- _DATA SECTION_:
__________________________________________________
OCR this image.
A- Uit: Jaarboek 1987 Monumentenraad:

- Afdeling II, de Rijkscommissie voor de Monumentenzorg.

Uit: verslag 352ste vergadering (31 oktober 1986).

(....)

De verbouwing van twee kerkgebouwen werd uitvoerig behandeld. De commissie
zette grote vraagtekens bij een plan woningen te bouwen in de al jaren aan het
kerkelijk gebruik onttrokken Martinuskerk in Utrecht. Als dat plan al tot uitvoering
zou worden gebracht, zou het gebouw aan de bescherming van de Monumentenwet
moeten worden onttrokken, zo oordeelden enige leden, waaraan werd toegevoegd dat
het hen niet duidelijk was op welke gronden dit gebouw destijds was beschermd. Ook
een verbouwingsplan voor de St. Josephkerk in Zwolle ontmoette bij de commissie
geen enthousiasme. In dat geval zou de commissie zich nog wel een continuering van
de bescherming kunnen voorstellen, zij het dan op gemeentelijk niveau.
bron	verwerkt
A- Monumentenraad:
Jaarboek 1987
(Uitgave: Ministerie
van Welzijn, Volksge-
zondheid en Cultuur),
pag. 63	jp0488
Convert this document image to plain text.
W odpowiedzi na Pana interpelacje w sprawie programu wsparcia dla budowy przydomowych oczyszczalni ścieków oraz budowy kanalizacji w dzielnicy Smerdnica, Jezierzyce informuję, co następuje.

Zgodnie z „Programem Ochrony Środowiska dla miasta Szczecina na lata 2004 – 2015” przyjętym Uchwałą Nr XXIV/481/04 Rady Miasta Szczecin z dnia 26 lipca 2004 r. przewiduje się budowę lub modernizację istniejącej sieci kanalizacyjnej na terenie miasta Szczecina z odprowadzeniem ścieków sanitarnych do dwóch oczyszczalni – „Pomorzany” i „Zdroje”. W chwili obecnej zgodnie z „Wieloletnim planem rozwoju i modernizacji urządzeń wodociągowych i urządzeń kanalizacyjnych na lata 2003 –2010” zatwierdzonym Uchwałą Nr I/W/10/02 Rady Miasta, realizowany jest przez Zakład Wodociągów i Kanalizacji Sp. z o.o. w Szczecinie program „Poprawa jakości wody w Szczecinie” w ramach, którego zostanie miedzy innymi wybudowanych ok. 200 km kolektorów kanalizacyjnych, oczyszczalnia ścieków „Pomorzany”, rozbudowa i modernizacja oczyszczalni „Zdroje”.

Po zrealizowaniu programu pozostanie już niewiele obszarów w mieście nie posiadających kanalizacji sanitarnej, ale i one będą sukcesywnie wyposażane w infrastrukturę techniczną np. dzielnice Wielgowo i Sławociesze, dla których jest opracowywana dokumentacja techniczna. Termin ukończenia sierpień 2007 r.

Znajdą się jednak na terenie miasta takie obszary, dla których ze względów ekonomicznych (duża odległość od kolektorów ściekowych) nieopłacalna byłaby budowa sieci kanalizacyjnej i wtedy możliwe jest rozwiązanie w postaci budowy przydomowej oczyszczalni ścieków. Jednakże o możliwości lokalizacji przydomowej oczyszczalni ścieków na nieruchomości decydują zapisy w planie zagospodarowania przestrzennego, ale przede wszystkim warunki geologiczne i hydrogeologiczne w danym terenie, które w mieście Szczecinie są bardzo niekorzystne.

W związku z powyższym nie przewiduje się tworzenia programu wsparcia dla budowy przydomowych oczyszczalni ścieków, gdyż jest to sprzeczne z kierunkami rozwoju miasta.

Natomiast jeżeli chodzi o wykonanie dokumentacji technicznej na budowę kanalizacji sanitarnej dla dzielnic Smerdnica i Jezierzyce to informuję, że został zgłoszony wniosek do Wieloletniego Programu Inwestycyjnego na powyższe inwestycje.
__________________________________________________
- _WRITTEN TASK_:
Each entry above is to be quoted exactly.

- _EXPECTED OUTPUT_:
OCR this image.
A- Uit: Jaarboek 1987 Monumentenraad:

- Afdeling II, de Rijkscommissie voor de Monumentenzorg.

Uit: verslag 352ste vergadering (31 oktober 1986).

(....)

De verbouwing van twee kerkgebouwen werd uitvoerig behandeld. De commissie
zette grote vraagtekens bij een plan woningen te bouwen in de al jaren aan het
kerkelijk gebruik onttrokken Martinuskerk in Utrecht. Als dat plan al tot uitvoering
zou worden gebracht, zou het gebouw aan de bescherming van de Monumentenwet
moeten worden onttrokken, zo oordeelden enige leden, waaraan werd toegevoegd dat
het hen niet duidelijk was op welke gronden dit gebouw destijds was beschermd. Ook
een verbouwingsplan voor de St. Josephkerk in Zwolle ontmoette bij de commissie
geen enthousiasme. In dat geval zou de commissie zich nog wel een continuering van
de bescherming kunnen voorstellen, zij het dan op gemeentelijk niveau.
bron	verwerkt
A- Monumentenraad:
Jaarboek 1987
(Uitgave: Ministerie
van Welzijn, Volksge-
zondheid en Cultuur),
pag. 63	jp0488
Convert this document image to plain text.
W odpowiedzi na Pana interpelacje w sprawie programu wsparcia dla budowy przydomowych oczyszczalni ścieków oraz budowy kanalizacji w dzielnicy Smerdnica, Jezierzyce informuję, co następuje.

Zgodnie z „Programem Ochrony Środowiska dla miasta Szczecina na lata 2004 – 2015” przyjętym Uchwałą Nr XXIV/481/04 Rady Miasta Szczecin z dnia 26 lipca 2004 r. przewiduje się budowę lub modernizację istniejącej sieci kanalizacyjnej na terenie miasta Szczecina z odprowadzeniem ścieków sanitarnych do dwóch oczyszczalni – „Pomorzany” i „Zdroje”. W chwili obecnej zgodnie z „Wieloletnim planem rozwoju i modernizacji urządzeń wodociągowych i urządzeń kanalizacyjnych na lata 2003 –2010” zatwierdzonym Uchwałą Nr I/W/10/02 Rady Miasta, realizowany jest przez Zakład Wodociągów i Kanalizacji Sp. z o.o. w Szczecinie program „Poprawa jakości wody w Szczecinie” w ramach, którego zostanie miedzy innymi wybudowanych ok. 200 km kolektorów kanalizacyjnych, oczyszczalnia ścieków „Pomorzany”, rozbudowa i modernizacja oczyszczalni „Zdroje”.

Po zrealizowaniu programu pozostanie już niewiele obszarów w mieście nie posiadających kanalizacji sanitarnej, ale i one będą sukcesywnie wyposażane w infrastrukturę techniczną np. dzielnice Wielgowo i Sławociesze, dla których jest opracowywana dokumentacja techniczna. Termin ukończenia sierpień 2007 r.

Znajdą się jednak na terenie miasta takie obszary, dla których ze względów ekonomicznych (duża odległość od kolektorów ściekowych) nieopłacalna byłaby budowa sieci kanalizacyjnej i wtedy możliwe jest rozwiązanie w postaci budowy przydomowej oczyszczalni ścieków. Jednakże o możliwości lokalizacji przydomowej oczyszczalni ścieków na nieruchomości decydują zapisy w planie zagospodarowania przestrzennego, ale przede wszystkim warunki geologiczne i hydrogeologiczne w danym terenie, które w mieście Szczecinie są bardzo niekorzystne.

W związku z powyższym nie przewiduje się tworzenia programu wsparcia dla budowy przydomowych oczyszczalni ścieków, gdyż jest to sprzeczne z kierunkami rozwoju miasta.

Natomiast jeżeli chodzi o wykonanie dokumentacji technicznej na budowę kanalizacji sanitarnej dla dzielnic Smerdnica i Jezierzyce to informuję, że został zgłoszony wniosek do Wieloletniego Programu Inwestycyjnego na powyższe inwestycje.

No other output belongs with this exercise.